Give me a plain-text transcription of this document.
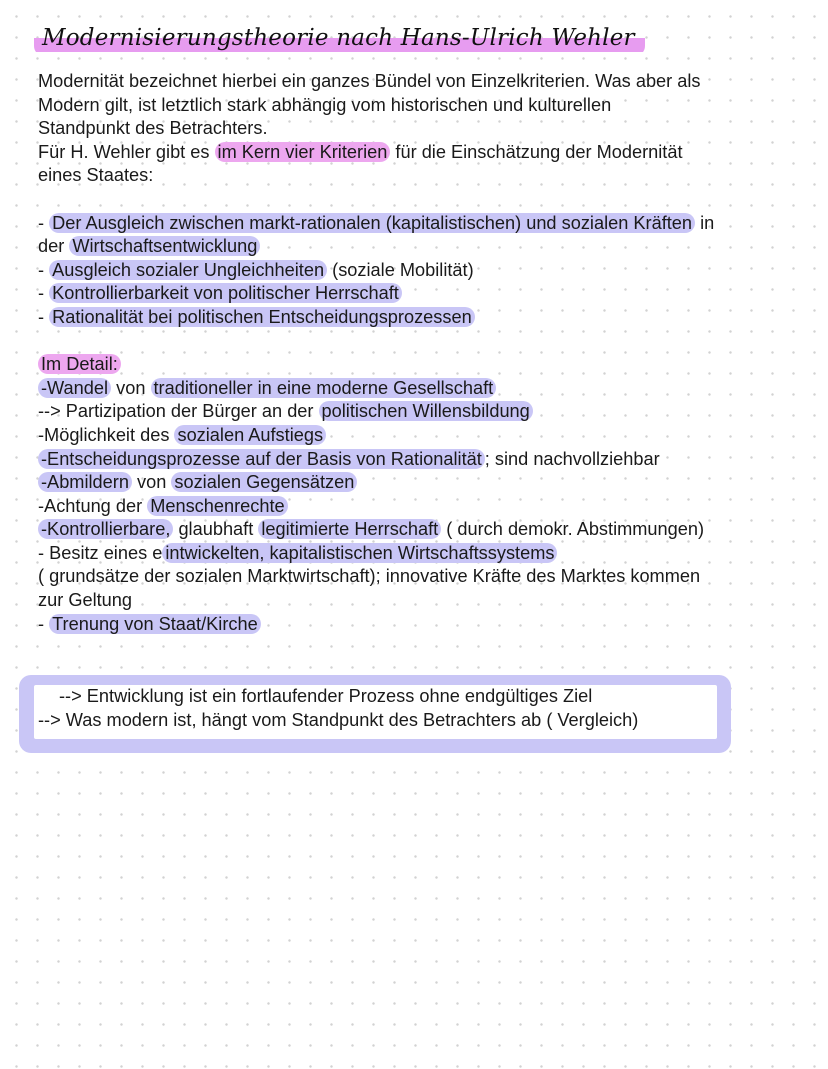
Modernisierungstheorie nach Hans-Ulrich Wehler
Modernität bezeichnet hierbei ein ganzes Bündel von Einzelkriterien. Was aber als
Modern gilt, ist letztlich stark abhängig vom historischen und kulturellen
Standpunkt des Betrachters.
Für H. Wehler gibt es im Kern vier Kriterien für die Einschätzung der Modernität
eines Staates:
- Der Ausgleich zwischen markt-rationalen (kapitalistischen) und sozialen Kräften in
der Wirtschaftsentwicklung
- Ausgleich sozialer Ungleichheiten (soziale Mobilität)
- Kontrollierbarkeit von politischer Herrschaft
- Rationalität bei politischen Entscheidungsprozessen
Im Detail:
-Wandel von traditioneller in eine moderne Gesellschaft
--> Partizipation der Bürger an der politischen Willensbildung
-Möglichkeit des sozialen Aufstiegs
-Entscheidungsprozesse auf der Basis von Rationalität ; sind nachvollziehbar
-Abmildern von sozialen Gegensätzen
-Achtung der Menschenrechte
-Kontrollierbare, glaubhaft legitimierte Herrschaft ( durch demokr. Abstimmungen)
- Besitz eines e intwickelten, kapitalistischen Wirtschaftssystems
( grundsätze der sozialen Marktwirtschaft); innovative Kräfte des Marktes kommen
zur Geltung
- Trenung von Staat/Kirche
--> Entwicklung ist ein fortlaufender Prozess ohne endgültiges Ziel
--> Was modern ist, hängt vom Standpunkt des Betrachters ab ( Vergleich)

● **The request**
Without the pictures, copy the material exactly as given.

● **Completed task**
Give me a plain-text transcription of this document.
Modernisierungstheorie nach Hans-Ulrich Wehler
Modernität bezeichnet hierbei ein ganzes Bündel von Einzelkriterien. Was aber als
Modern gilt, ist letztlich stark abhängig vom historischen und kulturellen
Standpunkt des Betrachters.
Für H. Wehler gibt es im Kern vier Kriterien für die Einschätzung der Modernität
eines Staates:
- Der Ausgleich zwischen markt-rationalen (kapitalistischen) und sozialen Kräften in
der Wirtschaftsentwicklung
- Ausgleich sozialer Ungleichheiten (soziale Mobilität)
- Kontrollierbarkeit von politischer Herrschaft
- Rationalität bei politischen Entscheidungsprozessen
Im Detail:
-Wandel von traditioneller in eine moderne Gesellschaft
--> Partizipation der Bürger an der politischen Willensbildung
-Möglichkeit des sozialen Aufstiegs
-Entscheidungsprozesse auf der Basis von Rationalität ; sind nachvollziehbar
-Abmildern von sozialen Gegensätzen
-Achtung der Menschenrechte
-Kontrollierbare, glaubhaft legitimierte Herrschaft ( durch demokr. Abstimmungen)
- Besitz eines e intwickelten, kapitalistischen Wirtschaftssystems
( grundsätze der sozialen Marktwirtschaft); innovative Kräfte des Marktes kommen
zur Geltung
- Trenung von Staat/Kirche
--> Entwicklung ist ein fortlaufender Prozess ohne endgültiges Ziel
--> Was modern ist, hängt vom Standpunkt des Betrachters ab ( Vergleich)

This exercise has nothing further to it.